====== The data ======
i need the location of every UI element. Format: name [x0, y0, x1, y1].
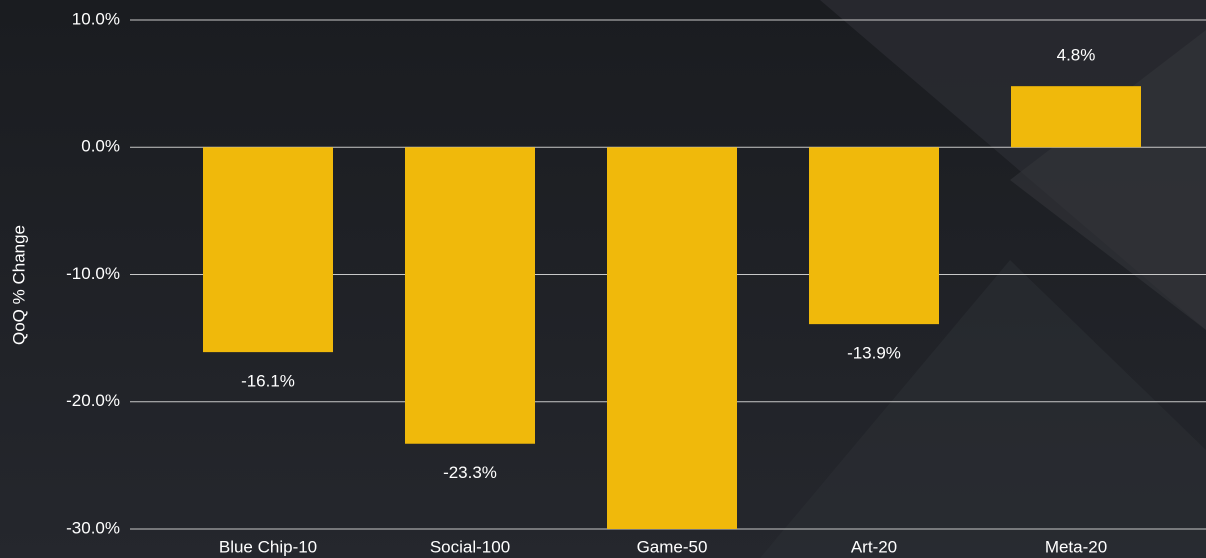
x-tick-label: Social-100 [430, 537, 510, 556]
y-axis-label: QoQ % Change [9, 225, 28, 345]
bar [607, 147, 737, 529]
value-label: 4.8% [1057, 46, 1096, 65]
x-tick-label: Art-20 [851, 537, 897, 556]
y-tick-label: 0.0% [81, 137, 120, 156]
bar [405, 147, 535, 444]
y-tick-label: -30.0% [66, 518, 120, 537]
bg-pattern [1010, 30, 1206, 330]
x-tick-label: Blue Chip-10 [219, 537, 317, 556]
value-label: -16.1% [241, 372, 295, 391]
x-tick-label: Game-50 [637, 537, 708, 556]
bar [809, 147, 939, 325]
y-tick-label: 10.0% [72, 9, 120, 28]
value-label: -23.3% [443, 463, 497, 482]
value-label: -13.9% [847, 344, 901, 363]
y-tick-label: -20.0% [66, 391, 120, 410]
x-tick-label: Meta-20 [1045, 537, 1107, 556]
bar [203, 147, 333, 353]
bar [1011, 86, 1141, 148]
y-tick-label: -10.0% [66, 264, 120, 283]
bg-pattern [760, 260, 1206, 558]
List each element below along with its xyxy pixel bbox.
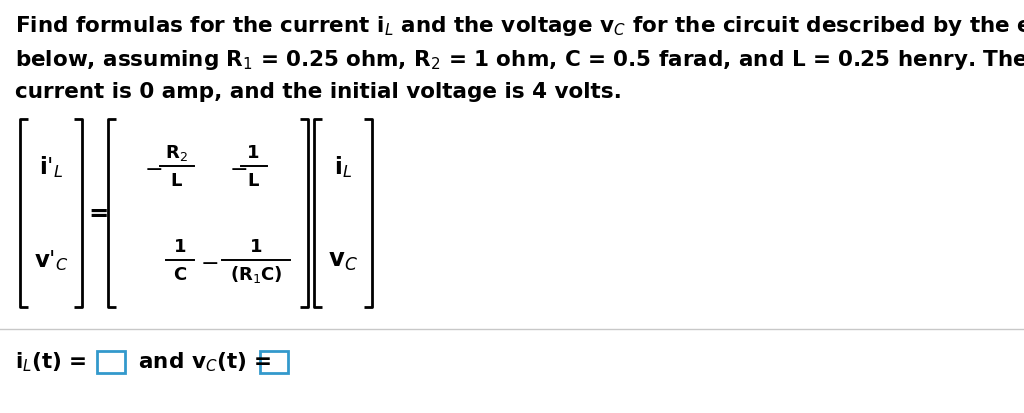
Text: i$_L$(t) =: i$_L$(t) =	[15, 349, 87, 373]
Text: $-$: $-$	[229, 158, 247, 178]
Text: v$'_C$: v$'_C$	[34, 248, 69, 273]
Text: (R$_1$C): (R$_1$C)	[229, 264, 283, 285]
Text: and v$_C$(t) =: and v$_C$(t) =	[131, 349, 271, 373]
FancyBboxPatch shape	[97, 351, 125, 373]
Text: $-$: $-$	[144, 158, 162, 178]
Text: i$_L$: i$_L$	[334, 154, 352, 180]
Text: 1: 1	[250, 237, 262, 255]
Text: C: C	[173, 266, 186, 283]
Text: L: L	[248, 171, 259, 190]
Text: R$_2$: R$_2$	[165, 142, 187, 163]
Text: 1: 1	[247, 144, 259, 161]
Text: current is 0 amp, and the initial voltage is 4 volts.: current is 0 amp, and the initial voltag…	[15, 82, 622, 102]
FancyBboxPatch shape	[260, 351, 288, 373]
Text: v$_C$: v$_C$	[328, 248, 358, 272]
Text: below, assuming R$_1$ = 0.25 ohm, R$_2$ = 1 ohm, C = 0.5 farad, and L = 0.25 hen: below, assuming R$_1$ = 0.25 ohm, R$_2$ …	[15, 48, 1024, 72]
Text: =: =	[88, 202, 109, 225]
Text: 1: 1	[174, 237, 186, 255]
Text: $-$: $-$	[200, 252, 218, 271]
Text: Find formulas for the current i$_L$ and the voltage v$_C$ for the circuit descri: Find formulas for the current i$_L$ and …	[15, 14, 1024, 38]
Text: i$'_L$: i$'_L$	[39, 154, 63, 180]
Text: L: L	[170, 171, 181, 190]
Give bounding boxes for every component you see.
======
====== The data ======
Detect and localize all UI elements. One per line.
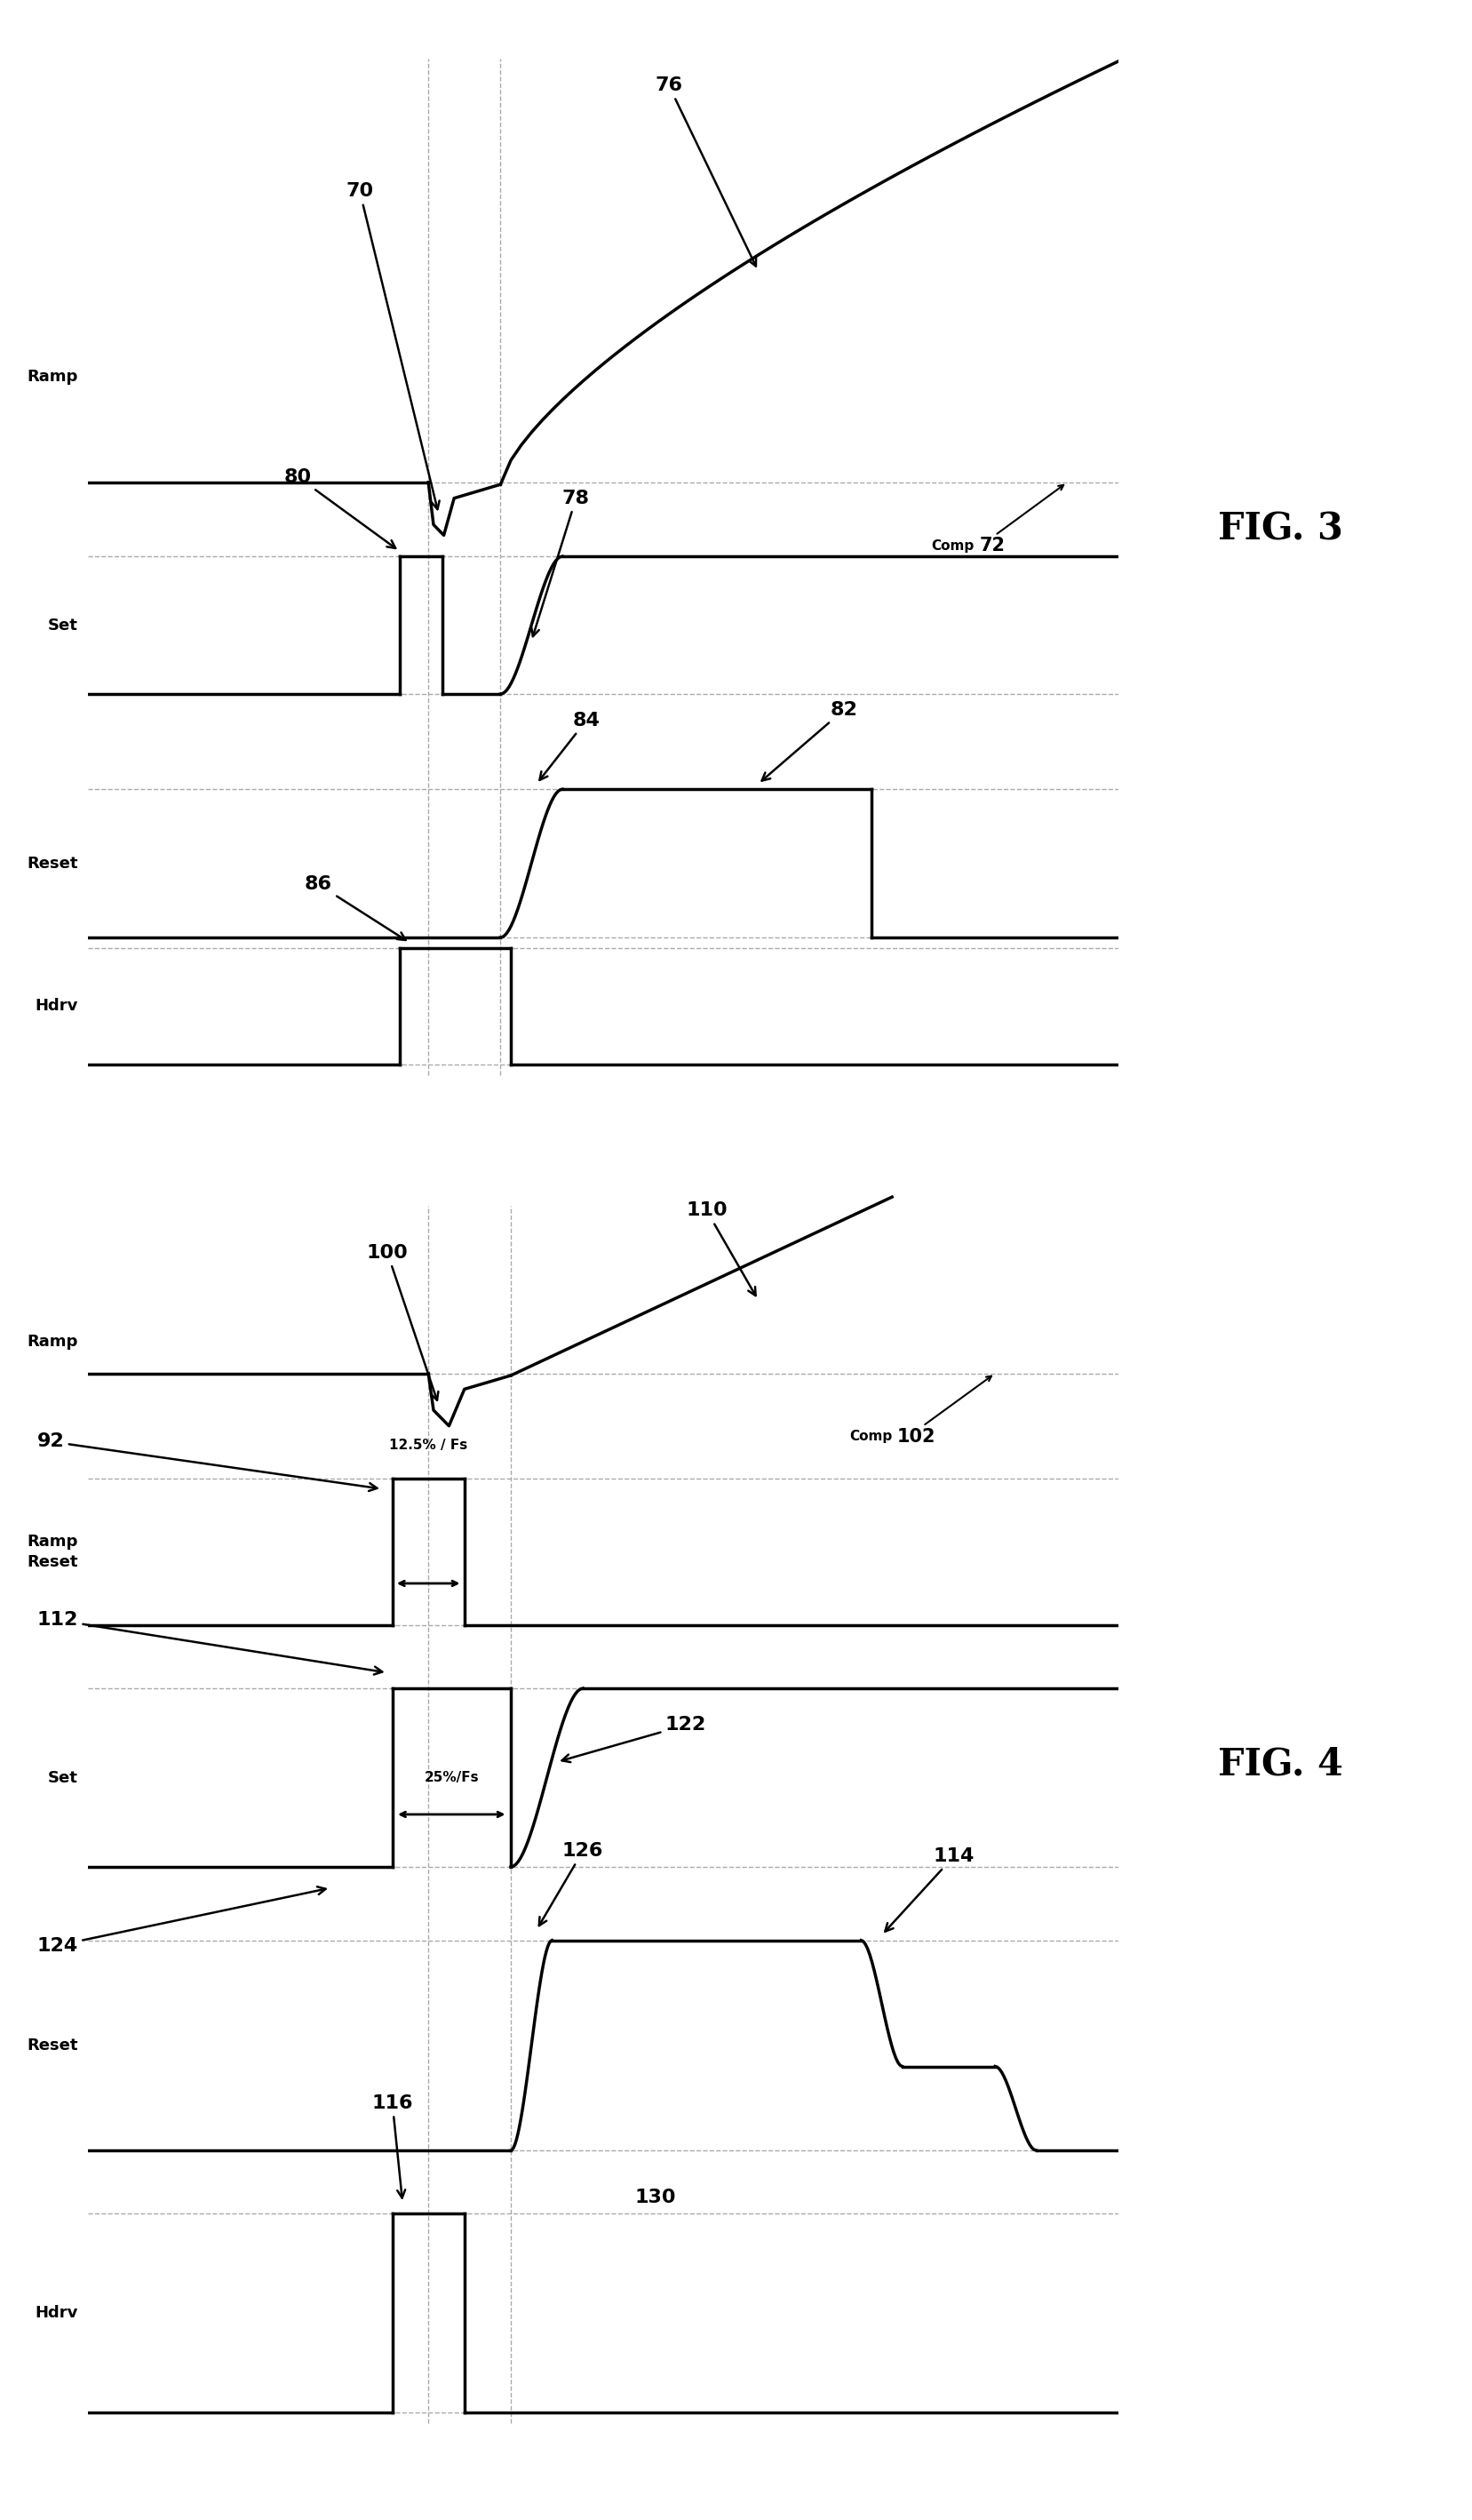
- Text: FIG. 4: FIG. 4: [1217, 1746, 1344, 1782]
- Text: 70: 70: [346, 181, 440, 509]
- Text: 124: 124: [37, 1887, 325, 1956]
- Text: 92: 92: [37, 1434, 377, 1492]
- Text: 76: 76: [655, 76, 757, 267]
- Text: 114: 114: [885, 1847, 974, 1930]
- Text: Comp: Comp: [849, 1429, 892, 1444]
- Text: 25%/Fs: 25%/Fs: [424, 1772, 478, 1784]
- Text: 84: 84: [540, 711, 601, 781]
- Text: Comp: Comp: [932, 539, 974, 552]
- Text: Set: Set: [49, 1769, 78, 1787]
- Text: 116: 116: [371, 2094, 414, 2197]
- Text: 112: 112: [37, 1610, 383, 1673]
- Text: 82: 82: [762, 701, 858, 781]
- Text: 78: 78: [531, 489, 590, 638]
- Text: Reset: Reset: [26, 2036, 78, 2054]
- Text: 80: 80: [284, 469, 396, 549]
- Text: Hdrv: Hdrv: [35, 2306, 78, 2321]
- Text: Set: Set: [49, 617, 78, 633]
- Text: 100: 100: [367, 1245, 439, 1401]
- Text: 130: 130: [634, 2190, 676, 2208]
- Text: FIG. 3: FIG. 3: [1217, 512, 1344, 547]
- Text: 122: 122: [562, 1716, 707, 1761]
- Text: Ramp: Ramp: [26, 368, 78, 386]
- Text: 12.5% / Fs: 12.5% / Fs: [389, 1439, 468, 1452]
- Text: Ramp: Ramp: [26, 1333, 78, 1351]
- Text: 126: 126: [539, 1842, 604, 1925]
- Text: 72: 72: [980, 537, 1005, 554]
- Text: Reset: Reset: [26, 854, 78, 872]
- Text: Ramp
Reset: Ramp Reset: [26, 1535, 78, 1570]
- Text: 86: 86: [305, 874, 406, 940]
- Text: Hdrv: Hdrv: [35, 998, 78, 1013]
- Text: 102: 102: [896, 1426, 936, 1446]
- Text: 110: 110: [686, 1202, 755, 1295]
======
Do this
Copy out every line of the records from the one containing "Text: i$_L$(t) =: i$_L$(t)" down to the one containing "237, 262, 255]", including both of those lines, and leave each one unchanged.

Task solution
Text: i$_L$(t) =: i$_L$(t) =	[15, 349, 87, 373]
Text: $-$: $-$	[229, 158, 247, 178]
Text: v$'_C$: v$'_C$	[34, 248, 69, 273]
Text: (R$_1$C): (R$_1$C)	[229, 264, 283, 285]
Text: and v$_C$(t) =: and v$_C$(t) =	[131, 349, 271, 373]
FancyBboxPatch shape	[97, 351, 125, 373]
Text: $-$: $-$	[144, 158, 162, 178]
Text: i$_L$: i$_L$	[334, 154, 352, 180]
Text: 1: 1	[250, 237, 262, 255]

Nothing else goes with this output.